### Data supplied

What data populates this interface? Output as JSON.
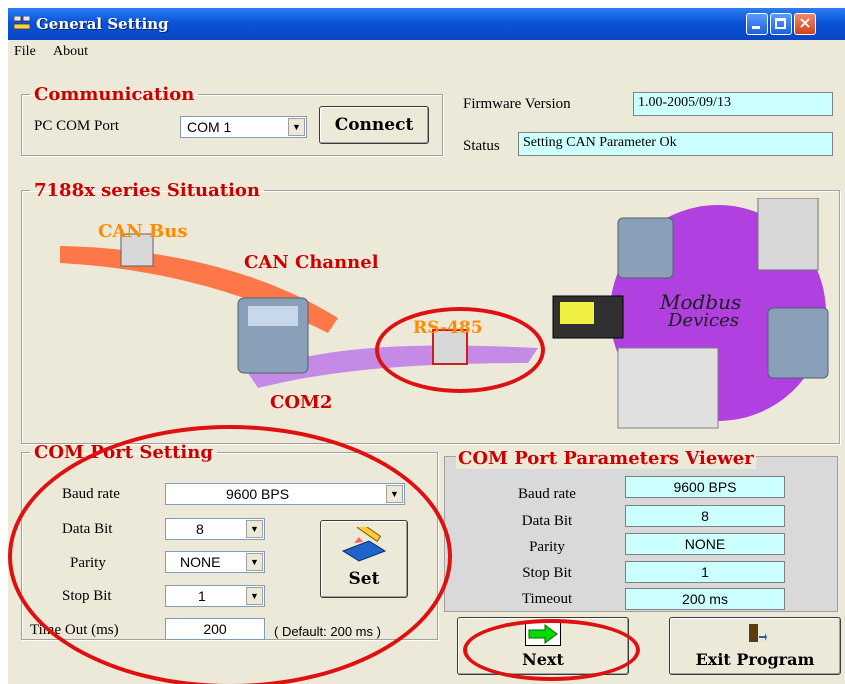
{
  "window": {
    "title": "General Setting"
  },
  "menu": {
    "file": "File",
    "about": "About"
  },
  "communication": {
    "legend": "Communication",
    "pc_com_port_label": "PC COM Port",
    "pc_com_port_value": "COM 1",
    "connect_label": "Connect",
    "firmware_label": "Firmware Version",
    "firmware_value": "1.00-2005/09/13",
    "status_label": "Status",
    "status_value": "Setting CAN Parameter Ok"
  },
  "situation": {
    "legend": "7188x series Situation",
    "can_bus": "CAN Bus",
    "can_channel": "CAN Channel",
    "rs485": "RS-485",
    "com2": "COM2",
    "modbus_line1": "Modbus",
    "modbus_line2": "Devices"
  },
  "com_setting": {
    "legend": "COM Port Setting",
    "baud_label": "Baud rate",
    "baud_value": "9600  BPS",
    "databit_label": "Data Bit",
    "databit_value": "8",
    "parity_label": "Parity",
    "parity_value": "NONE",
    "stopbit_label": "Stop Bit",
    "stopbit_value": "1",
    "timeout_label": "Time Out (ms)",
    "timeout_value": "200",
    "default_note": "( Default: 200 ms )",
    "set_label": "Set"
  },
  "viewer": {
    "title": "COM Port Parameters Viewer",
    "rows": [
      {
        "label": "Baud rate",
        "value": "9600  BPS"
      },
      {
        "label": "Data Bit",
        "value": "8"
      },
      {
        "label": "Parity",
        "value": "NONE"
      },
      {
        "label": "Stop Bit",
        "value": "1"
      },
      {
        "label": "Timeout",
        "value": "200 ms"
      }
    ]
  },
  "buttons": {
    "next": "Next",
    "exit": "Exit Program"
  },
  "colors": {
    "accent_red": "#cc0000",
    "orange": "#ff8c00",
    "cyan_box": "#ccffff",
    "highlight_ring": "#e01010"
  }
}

######
### Data supplied

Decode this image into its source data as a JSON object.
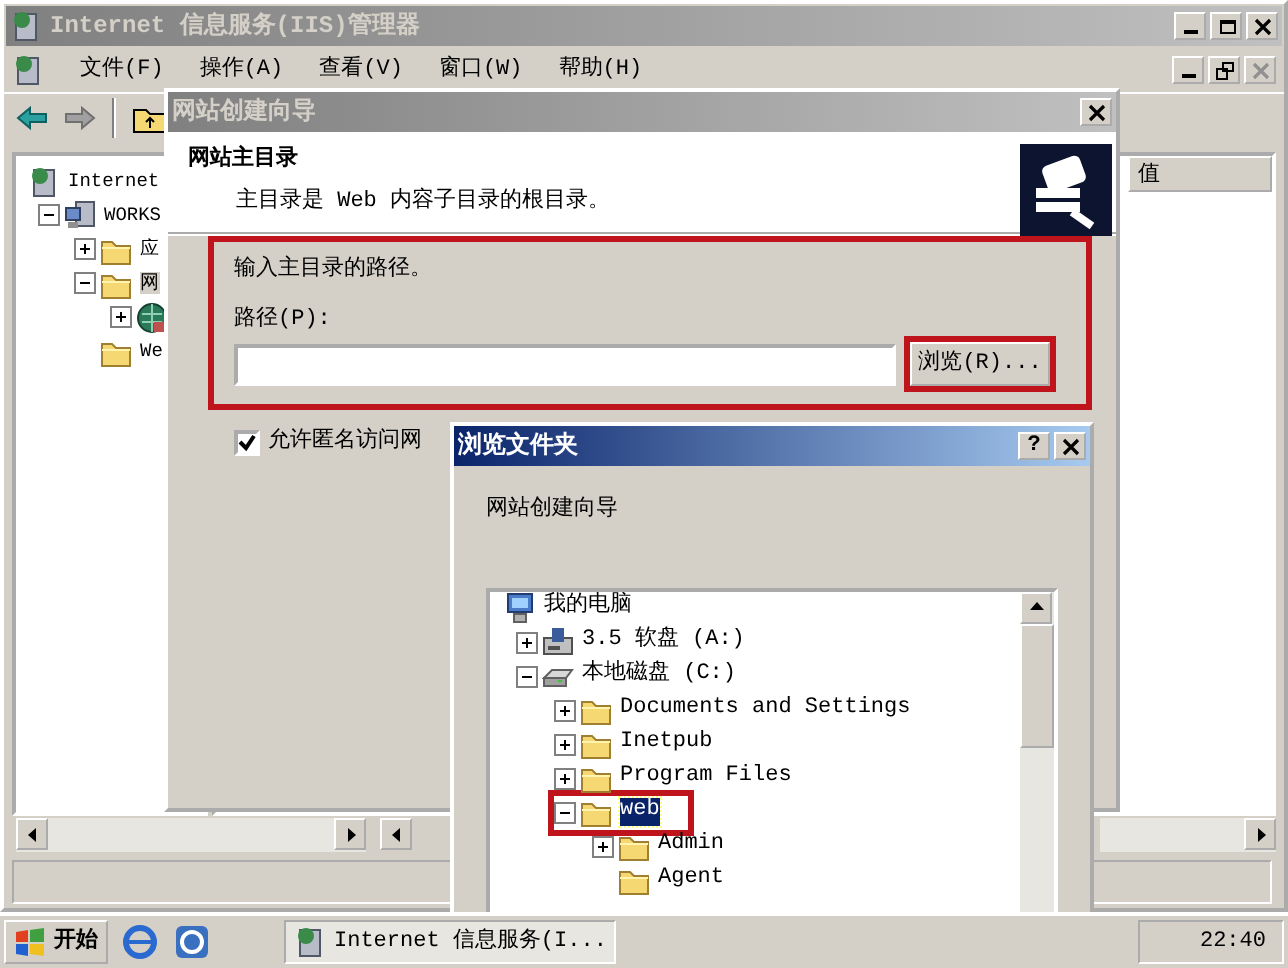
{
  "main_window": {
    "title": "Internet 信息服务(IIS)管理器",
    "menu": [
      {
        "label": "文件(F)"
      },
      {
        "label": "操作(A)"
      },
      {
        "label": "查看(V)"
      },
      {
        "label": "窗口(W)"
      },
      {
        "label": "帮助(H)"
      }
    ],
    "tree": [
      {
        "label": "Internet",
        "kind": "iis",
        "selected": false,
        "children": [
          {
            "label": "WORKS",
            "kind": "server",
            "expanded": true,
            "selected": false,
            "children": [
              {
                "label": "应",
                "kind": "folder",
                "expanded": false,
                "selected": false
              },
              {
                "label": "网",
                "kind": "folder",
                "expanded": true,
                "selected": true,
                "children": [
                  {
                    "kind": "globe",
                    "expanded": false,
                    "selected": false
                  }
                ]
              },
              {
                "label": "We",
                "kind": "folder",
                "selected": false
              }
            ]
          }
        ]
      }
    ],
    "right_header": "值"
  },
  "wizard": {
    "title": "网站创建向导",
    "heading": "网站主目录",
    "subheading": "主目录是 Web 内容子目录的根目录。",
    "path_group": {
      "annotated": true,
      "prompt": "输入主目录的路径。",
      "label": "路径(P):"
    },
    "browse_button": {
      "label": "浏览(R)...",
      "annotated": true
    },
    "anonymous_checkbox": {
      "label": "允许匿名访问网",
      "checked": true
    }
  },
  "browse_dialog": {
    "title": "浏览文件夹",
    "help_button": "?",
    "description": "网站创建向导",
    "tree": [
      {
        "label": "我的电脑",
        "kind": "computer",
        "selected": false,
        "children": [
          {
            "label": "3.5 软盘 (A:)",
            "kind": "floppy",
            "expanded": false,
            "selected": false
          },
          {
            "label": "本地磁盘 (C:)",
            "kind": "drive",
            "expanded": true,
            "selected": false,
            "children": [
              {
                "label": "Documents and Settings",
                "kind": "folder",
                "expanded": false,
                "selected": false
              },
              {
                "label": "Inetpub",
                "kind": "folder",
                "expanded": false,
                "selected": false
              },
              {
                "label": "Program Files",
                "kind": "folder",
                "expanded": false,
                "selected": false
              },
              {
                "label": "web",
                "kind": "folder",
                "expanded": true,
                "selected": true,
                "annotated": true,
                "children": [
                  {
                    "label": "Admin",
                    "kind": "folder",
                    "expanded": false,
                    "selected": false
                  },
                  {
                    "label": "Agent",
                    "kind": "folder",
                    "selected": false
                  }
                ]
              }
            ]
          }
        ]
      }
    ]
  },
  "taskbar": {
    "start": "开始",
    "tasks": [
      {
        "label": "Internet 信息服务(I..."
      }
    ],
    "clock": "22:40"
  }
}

######

[Written problem] Look through the material above. Copy each line where the word "rate" appears.

[Answer in full]
    "baud_label": "Baud rate",
        "label": "Baud rate",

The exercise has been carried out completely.